WRITTEN PROBLEM:
Check each line of the data below for the word "Списки", then extract the ones that have it.

DATA SUPPLIED:

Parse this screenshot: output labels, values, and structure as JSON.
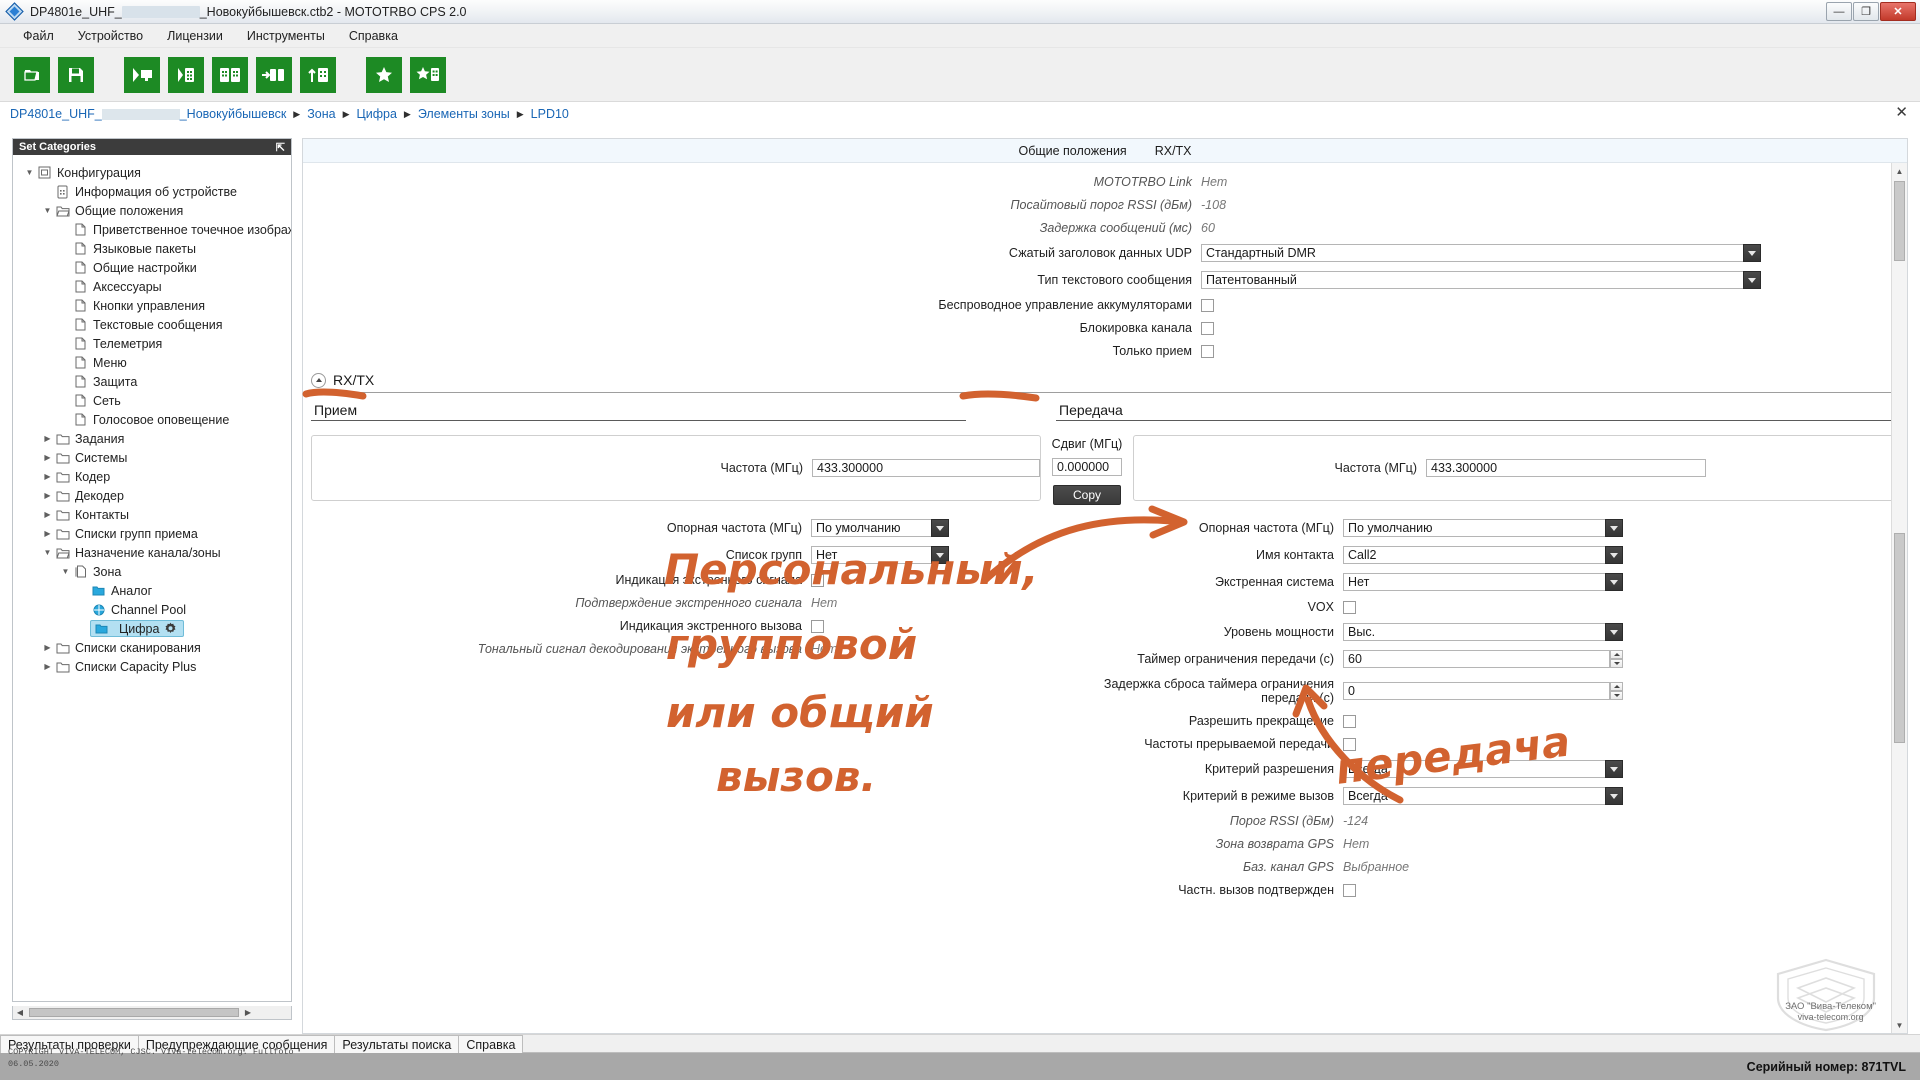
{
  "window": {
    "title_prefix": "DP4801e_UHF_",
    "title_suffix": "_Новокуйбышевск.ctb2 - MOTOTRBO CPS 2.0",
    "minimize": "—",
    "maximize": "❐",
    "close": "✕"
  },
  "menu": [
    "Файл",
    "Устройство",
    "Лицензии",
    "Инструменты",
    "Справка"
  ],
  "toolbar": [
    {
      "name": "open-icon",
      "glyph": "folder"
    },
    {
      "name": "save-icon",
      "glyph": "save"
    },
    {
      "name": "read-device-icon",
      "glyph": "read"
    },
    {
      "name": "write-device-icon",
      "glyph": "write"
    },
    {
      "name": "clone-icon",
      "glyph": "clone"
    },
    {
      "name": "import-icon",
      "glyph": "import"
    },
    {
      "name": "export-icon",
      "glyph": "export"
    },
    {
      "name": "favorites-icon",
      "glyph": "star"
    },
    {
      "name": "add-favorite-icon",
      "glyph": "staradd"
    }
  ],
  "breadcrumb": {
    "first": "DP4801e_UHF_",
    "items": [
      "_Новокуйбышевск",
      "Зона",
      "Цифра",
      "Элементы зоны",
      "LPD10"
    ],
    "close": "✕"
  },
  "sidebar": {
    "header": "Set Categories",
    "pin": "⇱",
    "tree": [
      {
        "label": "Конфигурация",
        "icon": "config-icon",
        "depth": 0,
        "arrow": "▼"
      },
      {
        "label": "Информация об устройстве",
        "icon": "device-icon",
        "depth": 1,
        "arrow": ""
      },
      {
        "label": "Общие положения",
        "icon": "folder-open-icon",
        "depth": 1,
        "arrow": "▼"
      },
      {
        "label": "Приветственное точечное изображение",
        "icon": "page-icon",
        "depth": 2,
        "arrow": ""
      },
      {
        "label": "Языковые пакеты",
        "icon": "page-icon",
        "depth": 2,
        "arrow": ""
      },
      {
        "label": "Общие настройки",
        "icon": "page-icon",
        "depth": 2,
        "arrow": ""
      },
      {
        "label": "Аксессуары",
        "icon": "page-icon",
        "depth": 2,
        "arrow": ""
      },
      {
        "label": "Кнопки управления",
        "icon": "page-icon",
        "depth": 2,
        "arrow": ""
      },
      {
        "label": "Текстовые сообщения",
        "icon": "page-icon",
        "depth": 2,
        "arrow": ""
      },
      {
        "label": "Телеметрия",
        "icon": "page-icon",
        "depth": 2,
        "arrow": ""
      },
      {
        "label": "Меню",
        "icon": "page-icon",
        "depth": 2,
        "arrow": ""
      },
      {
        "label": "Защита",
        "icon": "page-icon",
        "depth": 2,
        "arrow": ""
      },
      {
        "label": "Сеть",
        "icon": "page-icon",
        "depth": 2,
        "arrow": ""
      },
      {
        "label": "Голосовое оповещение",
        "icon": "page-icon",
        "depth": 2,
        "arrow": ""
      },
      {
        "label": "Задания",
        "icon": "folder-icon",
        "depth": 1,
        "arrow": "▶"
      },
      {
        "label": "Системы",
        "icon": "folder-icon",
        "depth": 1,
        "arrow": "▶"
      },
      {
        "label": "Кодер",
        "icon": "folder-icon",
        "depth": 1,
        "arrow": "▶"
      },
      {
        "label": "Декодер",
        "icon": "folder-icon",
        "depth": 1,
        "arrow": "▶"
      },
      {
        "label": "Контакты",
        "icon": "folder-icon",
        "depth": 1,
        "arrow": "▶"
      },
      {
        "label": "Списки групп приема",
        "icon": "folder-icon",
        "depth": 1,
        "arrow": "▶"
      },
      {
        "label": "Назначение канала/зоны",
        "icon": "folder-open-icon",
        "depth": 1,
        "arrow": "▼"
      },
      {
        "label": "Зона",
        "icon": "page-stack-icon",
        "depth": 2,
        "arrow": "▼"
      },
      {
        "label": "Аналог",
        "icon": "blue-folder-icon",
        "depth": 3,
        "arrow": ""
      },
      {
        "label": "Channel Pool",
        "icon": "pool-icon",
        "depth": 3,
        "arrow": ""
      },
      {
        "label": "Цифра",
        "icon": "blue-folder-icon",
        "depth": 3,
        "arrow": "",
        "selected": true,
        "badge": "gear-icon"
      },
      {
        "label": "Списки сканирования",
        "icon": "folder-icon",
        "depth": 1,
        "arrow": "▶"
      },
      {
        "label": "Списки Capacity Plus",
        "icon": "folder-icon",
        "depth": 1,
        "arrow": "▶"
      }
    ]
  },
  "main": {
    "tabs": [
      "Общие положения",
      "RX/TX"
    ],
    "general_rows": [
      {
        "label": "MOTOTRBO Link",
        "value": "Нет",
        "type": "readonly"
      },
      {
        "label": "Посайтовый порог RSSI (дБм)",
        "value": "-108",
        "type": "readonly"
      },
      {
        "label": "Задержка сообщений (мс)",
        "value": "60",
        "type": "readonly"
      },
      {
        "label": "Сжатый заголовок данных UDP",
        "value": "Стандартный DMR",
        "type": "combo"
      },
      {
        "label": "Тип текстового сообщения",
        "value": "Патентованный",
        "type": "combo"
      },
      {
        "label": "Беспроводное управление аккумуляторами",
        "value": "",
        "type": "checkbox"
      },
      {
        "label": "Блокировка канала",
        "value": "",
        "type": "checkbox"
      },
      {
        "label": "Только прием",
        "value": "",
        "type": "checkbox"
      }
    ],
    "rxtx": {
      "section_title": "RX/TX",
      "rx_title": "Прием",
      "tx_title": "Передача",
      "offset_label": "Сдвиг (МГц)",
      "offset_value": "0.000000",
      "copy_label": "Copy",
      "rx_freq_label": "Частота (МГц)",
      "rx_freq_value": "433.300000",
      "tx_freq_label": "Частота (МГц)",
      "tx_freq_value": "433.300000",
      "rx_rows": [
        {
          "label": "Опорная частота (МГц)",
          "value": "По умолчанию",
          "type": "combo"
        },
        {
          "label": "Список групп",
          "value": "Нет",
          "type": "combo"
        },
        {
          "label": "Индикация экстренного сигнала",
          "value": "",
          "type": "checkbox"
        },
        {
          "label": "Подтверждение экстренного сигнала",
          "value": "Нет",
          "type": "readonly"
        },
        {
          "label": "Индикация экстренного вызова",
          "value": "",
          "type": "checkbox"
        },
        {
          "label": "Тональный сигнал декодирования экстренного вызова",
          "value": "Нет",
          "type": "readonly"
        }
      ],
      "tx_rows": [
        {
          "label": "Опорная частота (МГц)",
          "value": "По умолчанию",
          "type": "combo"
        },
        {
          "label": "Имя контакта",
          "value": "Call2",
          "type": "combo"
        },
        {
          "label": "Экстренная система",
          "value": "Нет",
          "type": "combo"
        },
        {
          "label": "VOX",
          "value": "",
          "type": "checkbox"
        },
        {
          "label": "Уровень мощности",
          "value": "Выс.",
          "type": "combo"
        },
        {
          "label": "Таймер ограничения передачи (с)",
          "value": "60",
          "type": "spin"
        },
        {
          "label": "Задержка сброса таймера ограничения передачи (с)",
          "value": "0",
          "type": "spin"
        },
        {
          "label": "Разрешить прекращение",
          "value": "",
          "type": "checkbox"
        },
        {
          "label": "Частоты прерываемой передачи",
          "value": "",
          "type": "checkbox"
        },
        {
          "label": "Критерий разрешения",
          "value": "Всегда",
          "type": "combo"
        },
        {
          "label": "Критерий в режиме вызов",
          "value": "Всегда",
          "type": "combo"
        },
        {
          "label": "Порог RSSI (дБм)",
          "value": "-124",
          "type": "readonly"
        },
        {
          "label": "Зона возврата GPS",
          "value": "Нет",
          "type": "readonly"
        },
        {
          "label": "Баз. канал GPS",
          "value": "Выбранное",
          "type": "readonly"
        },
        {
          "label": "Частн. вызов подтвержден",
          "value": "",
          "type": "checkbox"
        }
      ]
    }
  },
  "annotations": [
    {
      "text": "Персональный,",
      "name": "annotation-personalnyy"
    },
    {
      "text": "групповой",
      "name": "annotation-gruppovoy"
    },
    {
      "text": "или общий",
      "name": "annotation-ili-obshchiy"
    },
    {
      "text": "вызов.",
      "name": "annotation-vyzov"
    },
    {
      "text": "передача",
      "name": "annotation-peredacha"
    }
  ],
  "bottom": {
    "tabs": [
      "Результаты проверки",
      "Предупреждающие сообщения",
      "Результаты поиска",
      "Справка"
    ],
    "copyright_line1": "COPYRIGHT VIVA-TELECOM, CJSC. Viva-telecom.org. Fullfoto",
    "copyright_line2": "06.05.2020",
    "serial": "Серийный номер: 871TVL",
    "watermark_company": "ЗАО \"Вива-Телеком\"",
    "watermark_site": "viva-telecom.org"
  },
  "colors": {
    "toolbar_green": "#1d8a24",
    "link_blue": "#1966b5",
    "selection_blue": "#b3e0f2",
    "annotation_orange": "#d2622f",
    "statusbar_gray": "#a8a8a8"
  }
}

OUTPUT OF THE EXERCISE:
        "label": "Списки групп приема",
        "label": "Списки сканирования",
        "label": "Списки Capacity Plus",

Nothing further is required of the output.